(Items from a dataset)
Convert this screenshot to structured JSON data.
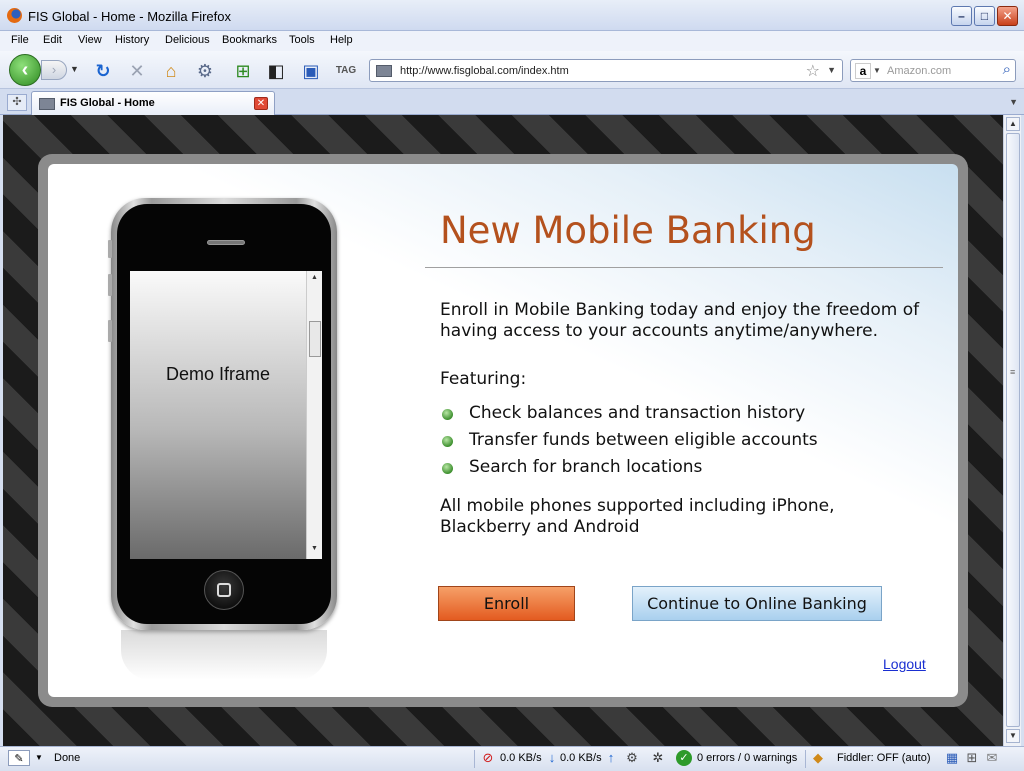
{
  "window": {
    "title": "FIS Global - Home - Mozilla Firefox"
  },
  "menu": [
    "File",
    "Edit",
    "View",
    "History",
    "Delicious",
    "Bookmarks",
    "Tools",
    "Help"
  ],
  "nav": {
    "url": "http://www.fisglobal.com/index.htm",
    "search_placeholder": "Amazon.com",
    "search_engine_letter": "a"
  },
  "tab": {
    "label": "FIS Global - Home"
  },
  "page": {
    "phone_screen_text": "Demo Iframe",
    "headline": "New Mobile Banking",
    "intro": "Enroll in Mobile Banking today and enjoy the freedom of having access to your accounts anytime/anywhere.",
    "featuring_label": "Featuring:",
    "features": [
      "Check balances and transaction history",
      "Transfer funds between eligible accounts",
      "Search for branch locations"
    ],
    "support": "All mobile phones supported including iPhone, Blackberry and Android",
    "enroll_label": "Enroll",
    "continue_label": "Continue to Online Banking",
    "logout_label": "Logout"
  },
  "status": {
    "text": "Done",
    "down_rate": "0.0 KB/s",
    "up_rate": "0.0 KB/s",
    "errors": "0 errors / 0 warnings",
    "fiddler": "Fiddler: OFF (auto)"
  },
  "colors": {
    "headline": "#b4511d",
    "enroll_button": "#e35b20",
    "continue_button": "#a9d0ee",
    "link": "#1a2fd1"
  }
}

▸ **WRITTEN TASK**
Using the data above, write out every line exactly, leaving the images behind.

▸ **RIGHT ANSWER**
Convert this screenshot to structured JSON data.
{
  "window": {
    "title": "FIS Global - Home - Mozilla Firefox"
  },
  "menu": [
    "File",
    "Edit",
    "View",
    "History",
    "Delicious",
    "Bookmarks",
    "Tools",
    "Help"
  ],
  "nav": {
    "url": "http://www.fisglobal.com/index.htm",
    "search_placeholder": "Amazon.com",
    "search_engine_letter": "a"
  },
  "tab": {
    "label": "FIS Global - Home"
  },
  "page": {
    "phone_screen_text": "Demo Iframe",
    "headline": "New Mobile Banking",
    "intro": "Enroll in Mobile Banking today and enjoy the freedom of having access to your accounts anytime/anywhere.",
    "featuring_label": "Featuring:",
    "features": [
      "Check balances and transaction history",
      "Transfer funds between eligible accounts",
      "Search for branch locations"
    ],
    "support": "All mobile phones supported including iPhone, Blackberry and Android",
    "enroll_label": "Enroll",
    "continue_label": "Continue to Online Banking",
    "logout_label": "Logout"
  },
  "status": {
    "text": "Done",
    "down_rate": "0.0 KB/s",
    "up_rate": "0.0 KB/s",
    "errors": "0 errors / 0 warnings",
    "fiddler": "Fiddler: OFF (auto)"
  },
  "colors": {
    "headline": "#b4511d",
    "enroll_button": "#e35b20",
    "continue_button": "#a9d0ee",
    "link": "#1a2fd1"
  }
}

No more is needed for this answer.